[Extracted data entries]

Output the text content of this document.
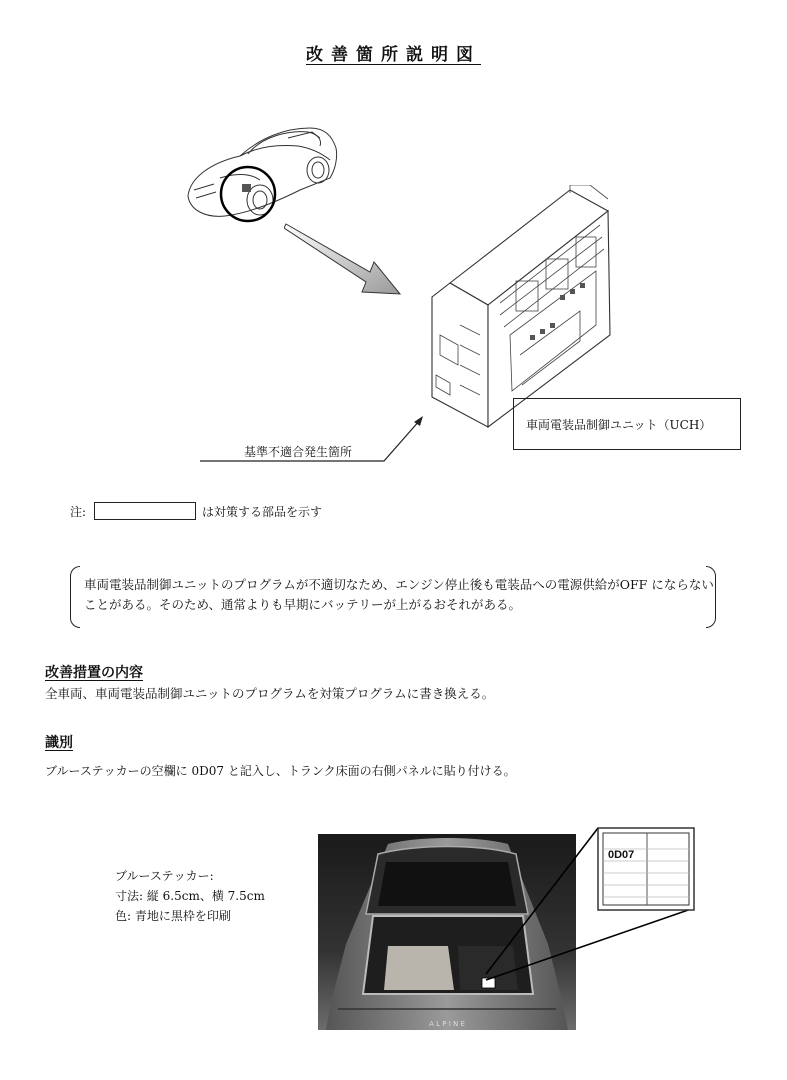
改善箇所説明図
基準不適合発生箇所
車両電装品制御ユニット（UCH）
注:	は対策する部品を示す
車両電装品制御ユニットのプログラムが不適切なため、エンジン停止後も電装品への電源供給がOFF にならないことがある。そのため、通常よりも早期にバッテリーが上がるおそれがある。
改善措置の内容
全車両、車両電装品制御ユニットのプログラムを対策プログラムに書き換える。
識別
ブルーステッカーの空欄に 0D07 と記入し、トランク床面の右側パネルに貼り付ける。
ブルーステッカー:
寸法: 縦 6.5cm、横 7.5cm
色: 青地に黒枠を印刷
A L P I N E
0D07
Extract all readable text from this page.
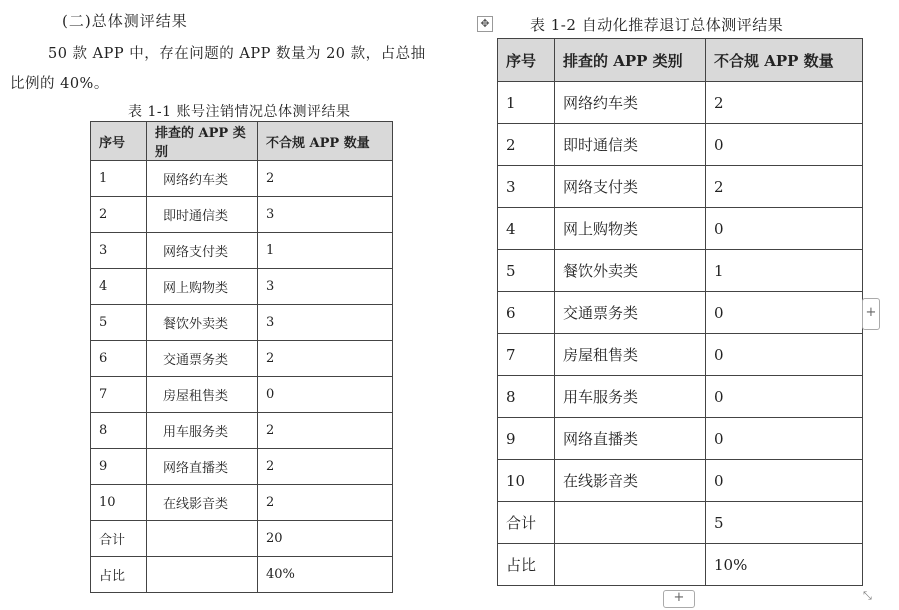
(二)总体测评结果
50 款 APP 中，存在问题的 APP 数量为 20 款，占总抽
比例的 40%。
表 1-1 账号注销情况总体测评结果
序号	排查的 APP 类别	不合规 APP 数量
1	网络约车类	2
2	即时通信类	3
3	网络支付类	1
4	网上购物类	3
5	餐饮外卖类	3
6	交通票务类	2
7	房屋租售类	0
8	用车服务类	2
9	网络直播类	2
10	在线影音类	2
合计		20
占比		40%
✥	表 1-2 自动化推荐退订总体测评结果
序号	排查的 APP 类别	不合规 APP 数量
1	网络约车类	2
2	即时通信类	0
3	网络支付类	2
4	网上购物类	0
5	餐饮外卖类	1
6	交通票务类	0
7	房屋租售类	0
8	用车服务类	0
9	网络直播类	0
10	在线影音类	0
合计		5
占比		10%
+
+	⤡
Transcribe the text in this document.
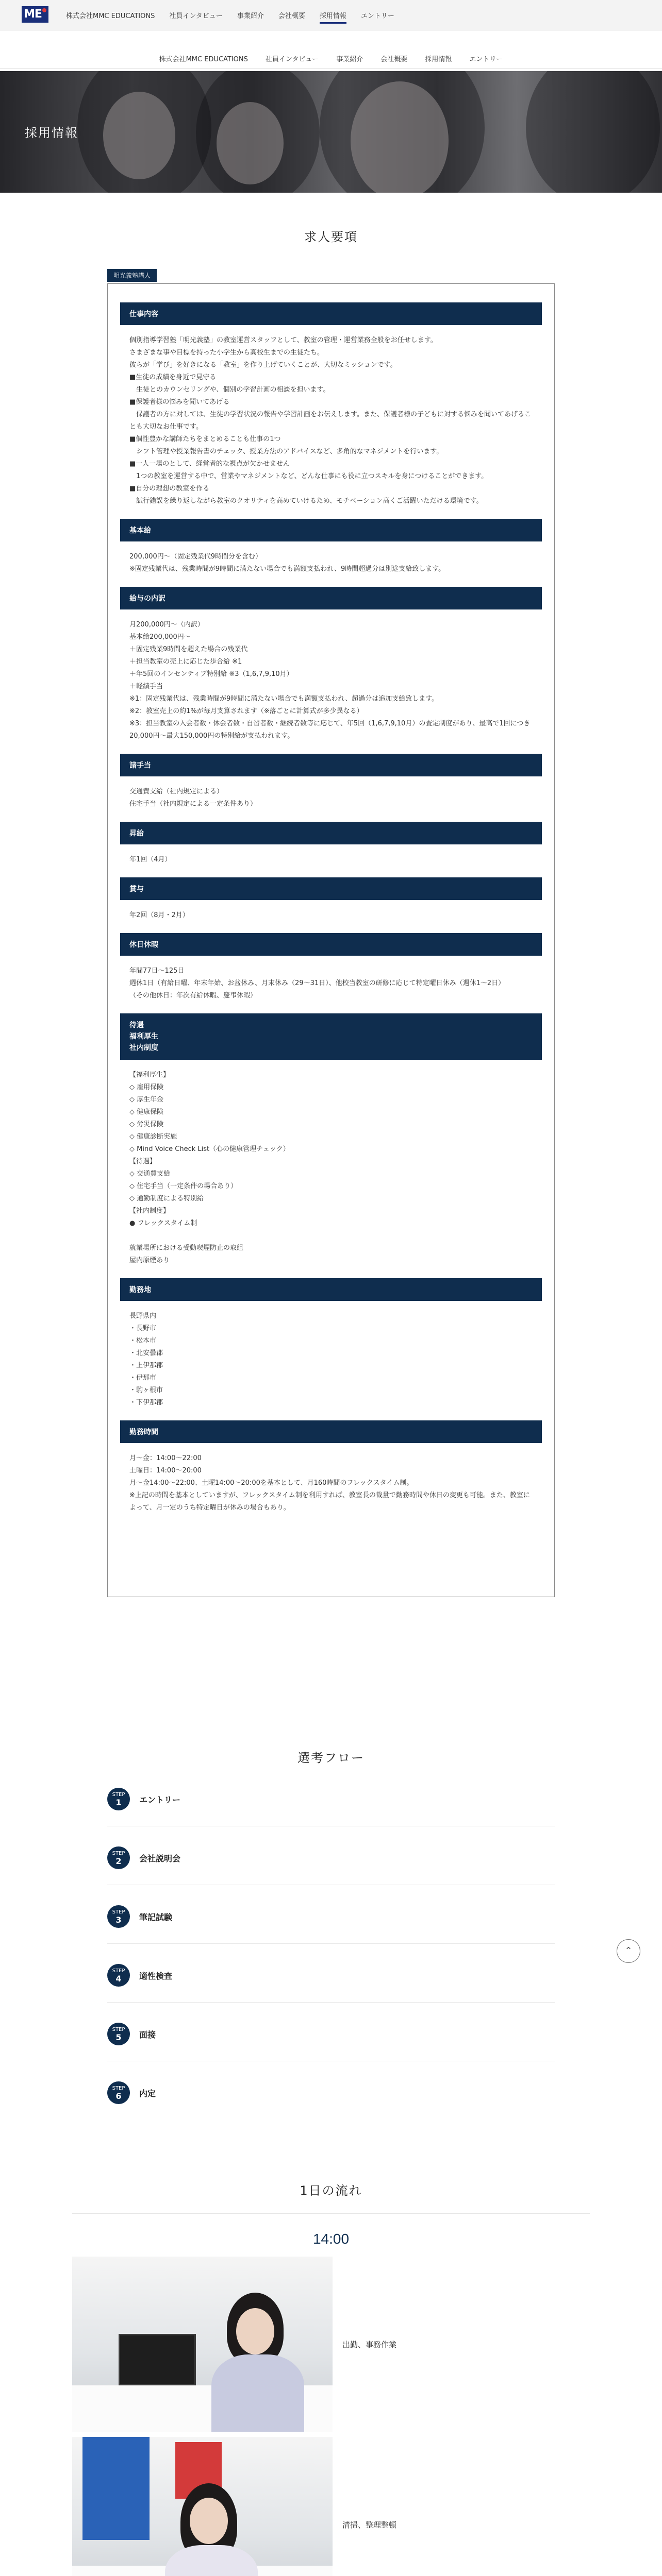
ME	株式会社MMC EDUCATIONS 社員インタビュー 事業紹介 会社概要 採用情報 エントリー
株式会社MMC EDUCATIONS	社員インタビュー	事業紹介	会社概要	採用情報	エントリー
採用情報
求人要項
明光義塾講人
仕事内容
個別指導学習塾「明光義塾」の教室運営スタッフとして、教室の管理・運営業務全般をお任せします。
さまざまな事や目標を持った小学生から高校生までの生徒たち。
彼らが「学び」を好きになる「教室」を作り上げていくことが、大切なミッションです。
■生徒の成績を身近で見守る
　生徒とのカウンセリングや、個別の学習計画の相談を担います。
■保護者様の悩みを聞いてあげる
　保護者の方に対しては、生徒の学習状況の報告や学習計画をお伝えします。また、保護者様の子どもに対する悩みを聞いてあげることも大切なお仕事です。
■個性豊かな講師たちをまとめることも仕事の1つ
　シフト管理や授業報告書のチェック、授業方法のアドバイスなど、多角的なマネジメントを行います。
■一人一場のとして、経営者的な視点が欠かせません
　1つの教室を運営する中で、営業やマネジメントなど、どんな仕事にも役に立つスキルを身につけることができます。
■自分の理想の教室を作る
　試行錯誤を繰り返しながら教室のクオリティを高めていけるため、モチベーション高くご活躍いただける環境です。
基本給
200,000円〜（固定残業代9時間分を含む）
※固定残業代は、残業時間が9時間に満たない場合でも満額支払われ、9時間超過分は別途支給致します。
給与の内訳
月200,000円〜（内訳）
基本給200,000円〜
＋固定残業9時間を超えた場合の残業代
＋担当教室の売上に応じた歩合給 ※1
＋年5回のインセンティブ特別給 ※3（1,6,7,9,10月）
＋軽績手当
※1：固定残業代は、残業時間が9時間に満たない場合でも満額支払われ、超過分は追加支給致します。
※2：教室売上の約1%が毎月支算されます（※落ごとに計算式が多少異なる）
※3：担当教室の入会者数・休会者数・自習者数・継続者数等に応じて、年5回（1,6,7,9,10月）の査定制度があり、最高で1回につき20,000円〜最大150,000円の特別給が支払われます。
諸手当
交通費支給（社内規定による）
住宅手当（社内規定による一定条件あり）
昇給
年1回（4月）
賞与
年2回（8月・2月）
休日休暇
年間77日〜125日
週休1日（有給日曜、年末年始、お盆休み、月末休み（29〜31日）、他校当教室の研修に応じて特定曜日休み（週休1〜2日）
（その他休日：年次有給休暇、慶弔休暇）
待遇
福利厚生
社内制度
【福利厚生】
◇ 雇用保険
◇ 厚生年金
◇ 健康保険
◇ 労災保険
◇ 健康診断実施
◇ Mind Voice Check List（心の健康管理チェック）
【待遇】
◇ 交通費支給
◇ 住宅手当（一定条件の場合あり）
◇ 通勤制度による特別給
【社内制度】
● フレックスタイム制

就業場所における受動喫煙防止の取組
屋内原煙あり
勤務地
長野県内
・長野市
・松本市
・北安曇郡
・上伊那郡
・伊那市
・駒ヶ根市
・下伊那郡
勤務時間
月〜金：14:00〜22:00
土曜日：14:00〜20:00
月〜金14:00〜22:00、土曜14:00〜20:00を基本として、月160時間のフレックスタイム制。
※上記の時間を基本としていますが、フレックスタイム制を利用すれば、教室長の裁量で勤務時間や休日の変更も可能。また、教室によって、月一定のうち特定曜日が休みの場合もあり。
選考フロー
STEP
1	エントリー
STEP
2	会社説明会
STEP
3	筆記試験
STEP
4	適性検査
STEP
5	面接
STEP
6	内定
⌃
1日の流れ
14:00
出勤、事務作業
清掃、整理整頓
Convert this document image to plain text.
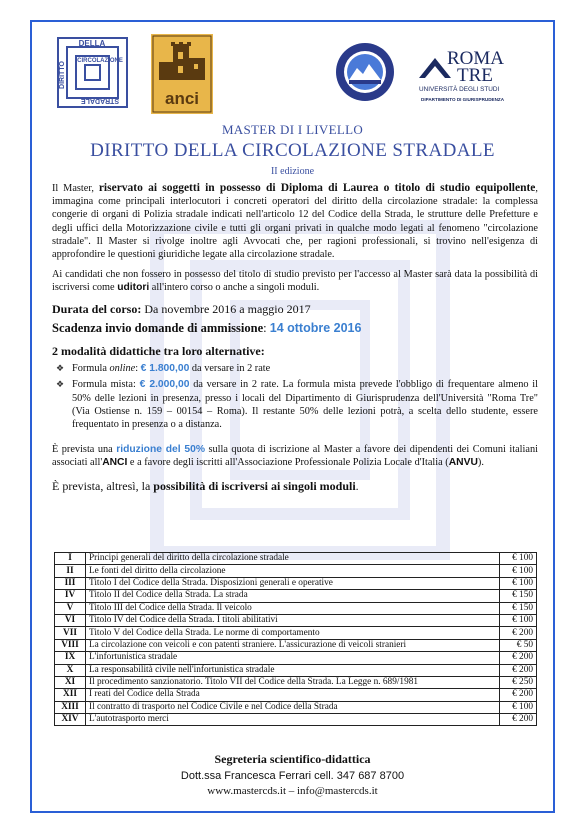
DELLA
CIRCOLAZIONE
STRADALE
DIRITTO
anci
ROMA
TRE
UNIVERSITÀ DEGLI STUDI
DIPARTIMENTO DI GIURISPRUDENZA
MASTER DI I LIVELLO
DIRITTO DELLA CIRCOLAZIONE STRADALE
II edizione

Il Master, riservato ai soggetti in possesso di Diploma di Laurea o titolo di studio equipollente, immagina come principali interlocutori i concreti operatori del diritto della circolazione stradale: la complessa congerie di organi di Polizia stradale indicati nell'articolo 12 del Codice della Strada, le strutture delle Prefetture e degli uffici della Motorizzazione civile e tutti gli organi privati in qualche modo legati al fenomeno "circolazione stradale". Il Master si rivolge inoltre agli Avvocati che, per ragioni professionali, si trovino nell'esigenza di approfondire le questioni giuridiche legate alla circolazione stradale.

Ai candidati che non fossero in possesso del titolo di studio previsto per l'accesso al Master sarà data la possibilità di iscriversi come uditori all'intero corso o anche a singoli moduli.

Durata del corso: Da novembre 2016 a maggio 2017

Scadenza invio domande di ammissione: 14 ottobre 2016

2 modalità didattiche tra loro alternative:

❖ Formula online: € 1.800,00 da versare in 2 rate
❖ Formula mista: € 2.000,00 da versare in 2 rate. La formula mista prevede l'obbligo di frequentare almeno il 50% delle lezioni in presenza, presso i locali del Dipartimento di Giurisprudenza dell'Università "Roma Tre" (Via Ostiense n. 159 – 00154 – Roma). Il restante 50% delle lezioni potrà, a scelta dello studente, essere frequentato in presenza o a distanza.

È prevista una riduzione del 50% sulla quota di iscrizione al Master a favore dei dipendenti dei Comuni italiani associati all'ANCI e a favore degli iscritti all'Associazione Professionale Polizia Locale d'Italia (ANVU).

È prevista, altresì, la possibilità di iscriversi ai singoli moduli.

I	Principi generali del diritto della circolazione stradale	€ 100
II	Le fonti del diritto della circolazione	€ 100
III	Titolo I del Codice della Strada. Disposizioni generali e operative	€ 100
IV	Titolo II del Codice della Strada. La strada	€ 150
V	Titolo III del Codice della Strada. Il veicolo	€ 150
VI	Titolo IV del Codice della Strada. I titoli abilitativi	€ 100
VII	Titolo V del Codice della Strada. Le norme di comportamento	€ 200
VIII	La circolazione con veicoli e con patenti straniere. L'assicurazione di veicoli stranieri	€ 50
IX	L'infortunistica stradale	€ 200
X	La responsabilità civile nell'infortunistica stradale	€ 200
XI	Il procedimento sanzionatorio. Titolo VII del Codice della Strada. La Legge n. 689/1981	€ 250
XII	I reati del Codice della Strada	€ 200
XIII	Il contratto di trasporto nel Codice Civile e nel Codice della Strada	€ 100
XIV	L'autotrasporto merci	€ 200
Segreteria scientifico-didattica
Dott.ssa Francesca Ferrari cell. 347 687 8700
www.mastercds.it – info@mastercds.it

» **TASK STATEMENT**
Only lines that contain the word "studio" are wanted; copy each of them.

» **CORRECT RESULT**
Il Master, riservato ai soggetti in possesso di Diploma di Laurea o titolo di studio equipollente, immagina come principali interlocutori i concreti operatori del diritto della circolazione stradale: la complessa congerie di organi di Polizia stradale indicati nell'articolo 12 del Codice della Strada, le strutture delle Prefetture e degli uffici della Motorizzazione civile e tutti gli organi privati in qualche modo legati al fenomeno "circolazione stradale". Il Master si rivolge inoltre agli Avvocati che, per ragioni professionali, si trovino nell'esigenza di approfondire le questioni giuridiche legate alla circolazione stradale.
Ai candidati che non fossero in possesso del titolo di studio previsto per l'accesso al Master sarà data la possibilità di iscriversi come uditori all'intero corso o anche a singoli moduli.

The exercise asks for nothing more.